Dataset items:

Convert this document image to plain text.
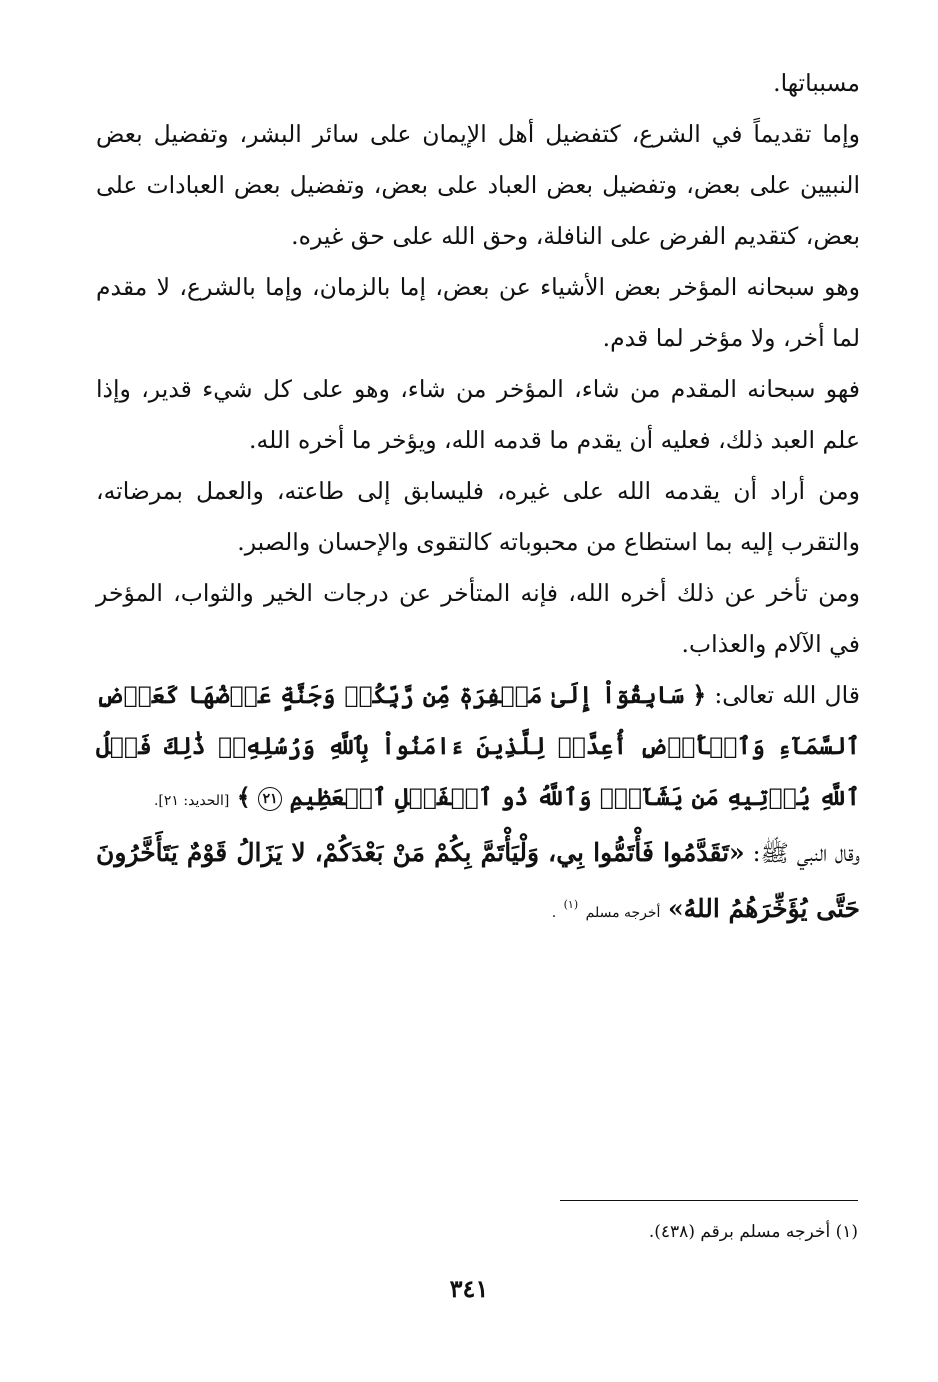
مسبباتها.

وإما تقديماً في الشرع، كتفضيل أهل الإيمان على سائر البشر، وتفضيل بعض النبيين على بعض، وتفضيل بعض العباد على بعض، وتفضيل بعض العبادات على بعض، كتقديم الفرض على النافلة، وحق الله على حق غيره.

وهو سبحانه المؤخر بعض الأشياء عن بعض، إما بالزمان، وإما بالشرع، لا مقدم لما أخر، ولا مؤخر لما قدم.

فهو سبحانه المقدم من شاء، المؤخر من شاء، وهو على كل شيء قدير، وإذا علم العبد ذلك، فعليه أن يقدم ما قدمه الله، ويؤخر ما أخره الله.

ومن أراد أن يقدمه الله على غيره، فليسابق إلى طاعته، والعمل بمرضاته، والتقرب إليه بما استطاع من محبوباته كالتقوى والإحسان والصبر.

ومن تأخر عن ذلك أخره الله، فإنه المتأخر عن درجات الخير والثواب، المؤخر في الآلام والعذاب.

قال الله تعالى: ﴿ سَابِقُوٓاْ إِلَىٰ مَغۡفِرَةٖ مِّن رَّبِّكُمۡ وَجَنَّةٍ عَرۡضُهَا كَعَرۡضِ ٱلسَّمَآءِ وَٱلۡأَرۡضِ أُعِدَّتۡ لِلَّذِينَ ءَامَنُواْ بِٱللَّهِ وَرُسُلِهِۦۚ ذَٰلِكَ فَضۡلُ ٱللَّهِ يُؤۡتِيهِ مَن يَشَآءُۚ وَٱللَّهُ ذُو ٱلۡفَضۡلِ ٱلۡعَظِيمِ ٢١ ﴾ [الحديد: ٢١].

وقال النبي ﷺ: «تَقَدَّمُوا فَأْتَمُّوا بِي، وَلْيَأْتَمَّ بِكُمْ مَنْ بَعْدَكُمْ، لا يَزَالُ قَوْمٌ يَتَأَخَّرُونَ حَتَّى يُؤَخِّرَهُمُ اللهُ» أخرجه مسلم $^{(١)}$ .

(١) أخرجه مسلم برقم (٤٣٨).
٣٤١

TASK PROMPT> Nothing in the entries should change as you copy them, except that the pictures are left out.

EXPECTED ANSWER>
Convert this document image to plain text.
مسبباتها.

وإما تقديماً في الشرع، كتفضيل أهل الإيمان على سائر البشر، وتفضيل بعض النبيين على بعض، وتفضيل بعض العباد على بعض، وتفضيل بعض العبادات على بعض، كتقديم الفرض على النافلة، وحق الله على حق غيره.

وهو سبحانه المؤخر بعض الأشياء عن بعض، إما بالزمان، وإما بالشرع، لا مقدم لما أخر، ولا مؤخر لما قدم.

فهو سبحانه المقدم من شاء، المؤخر من شاء، وهو على كل شيء قدير، وإذا علم العبد ذلك، فعليه أن يقدم ما قدمه الله، ويؤخر ما أخره الله.

ومن أراد أن يقدمه الله على غيره، فليسابق إلى طاعته، والعمل بمرضاته، والتقرب إليه بما استطاع من محبوباته كالتقوى والإحسان والصبر.

ومن تأخر عن ذلك أخره الله، فإنه المتأخر عن درجات الخير والثواب، المؤخر في الآلام والعذاب.

قال الله تعالى: ﴿ سَابِقُوٓاْ إِلَىٰ مَغۡفِرَةٖ مِّن رَّبِّكُمۡ وَجَنَّةٍ عَرۡضُهَا كَعَرۡضِ ٱلسَّمَآءِ وَٱلۡأَرۡضِ أُعِدَّتۡ لِلَّذِينَ ءَامَنُواْ بِٱللَّهِ وَرُسُلِهِۦۚ ذَٰلِكَ فَضۡلُ ٱللَّهِ يُؤۡتِيهِ مَن يَشَآءُۚ وَٱللَّهُ ذُو ٱلۡفَضۡلِ ٱلۡعَظِيمِ ٢١ ﴾ [الحديد: ٢١].

وقال النبي ﷺ: «تَقَدَّمُوا فَأْتَمُّوا بِي، وَلْيَأْتَمَّ بِكُمْ مَنْ بَعْدَكُمْ، لا يَزَالُ قَوْمٌ يَتَأَخَّرُونَ حَتَّى يُؤَخِّرَهُمُ اللهُ» أخرجه مسلم $^{(١)}$ .

(١) أخرجه مسلم برقم (٤٣٨).
٣٤١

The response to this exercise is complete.